• EXERCISE AIM:
Wherever a line holds the string "this", copy that line.

--------------------

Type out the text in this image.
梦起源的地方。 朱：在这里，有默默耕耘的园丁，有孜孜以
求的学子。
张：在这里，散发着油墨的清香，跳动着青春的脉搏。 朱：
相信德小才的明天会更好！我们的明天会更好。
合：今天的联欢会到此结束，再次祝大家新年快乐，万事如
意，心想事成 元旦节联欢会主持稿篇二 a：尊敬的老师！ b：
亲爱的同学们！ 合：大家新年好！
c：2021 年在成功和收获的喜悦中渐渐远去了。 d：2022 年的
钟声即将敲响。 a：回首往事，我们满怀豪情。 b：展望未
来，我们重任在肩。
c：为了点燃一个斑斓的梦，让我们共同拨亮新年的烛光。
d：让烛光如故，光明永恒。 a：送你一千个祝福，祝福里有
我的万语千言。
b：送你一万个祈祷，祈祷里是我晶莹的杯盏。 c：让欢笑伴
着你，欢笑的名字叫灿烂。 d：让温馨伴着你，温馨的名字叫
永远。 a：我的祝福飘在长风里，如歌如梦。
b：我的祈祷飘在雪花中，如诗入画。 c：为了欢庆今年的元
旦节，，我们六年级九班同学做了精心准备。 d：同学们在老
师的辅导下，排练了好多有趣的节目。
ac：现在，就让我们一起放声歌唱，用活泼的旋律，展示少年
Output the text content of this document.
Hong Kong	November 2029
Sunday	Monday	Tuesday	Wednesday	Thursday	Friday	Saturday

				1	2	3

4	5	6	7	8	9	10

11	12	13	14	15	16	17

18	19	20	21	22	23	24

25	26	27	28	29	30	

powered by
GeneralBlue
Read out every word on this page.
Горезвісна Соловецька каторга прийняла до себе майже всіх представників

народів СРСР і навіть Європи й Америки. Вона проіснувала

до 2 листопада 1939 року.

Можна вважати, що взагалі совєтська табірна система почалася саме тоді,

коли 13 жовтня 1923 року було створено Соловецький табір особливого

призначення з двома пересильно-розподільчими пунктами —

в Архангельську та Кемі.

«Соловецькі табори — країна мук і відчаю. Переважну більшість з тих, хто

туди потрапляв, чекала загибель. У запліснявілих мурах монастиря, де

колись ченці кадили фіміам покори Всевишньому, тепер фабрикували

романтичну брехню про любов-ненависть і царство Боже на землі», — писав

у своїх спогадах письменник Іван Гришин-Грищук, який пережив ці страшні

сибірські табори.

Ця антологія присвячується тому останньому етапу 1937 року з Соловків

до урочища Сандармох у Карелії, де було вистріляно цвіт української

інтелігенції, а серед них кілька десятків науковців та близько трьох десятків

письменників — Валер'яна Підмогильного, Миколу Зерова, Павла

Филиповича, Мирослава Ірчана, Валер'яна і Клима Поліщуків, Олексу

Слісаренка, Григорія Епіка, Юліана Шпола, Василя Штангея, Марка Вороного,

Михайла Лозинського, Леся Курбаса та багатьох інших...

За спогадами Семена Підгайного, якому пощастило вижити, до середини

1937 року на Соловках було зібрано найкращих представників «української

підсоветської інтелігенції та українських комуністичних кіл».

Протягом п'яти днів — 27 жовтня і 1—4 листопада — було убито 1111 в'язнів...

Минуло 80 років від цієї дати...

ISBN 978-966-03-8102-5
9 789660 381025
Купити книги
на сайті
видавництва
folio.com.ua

--------------------

• EXERCISE OUTPUT:
Type out the text in this image.
Output the text content of this document.
Read out every word on this page.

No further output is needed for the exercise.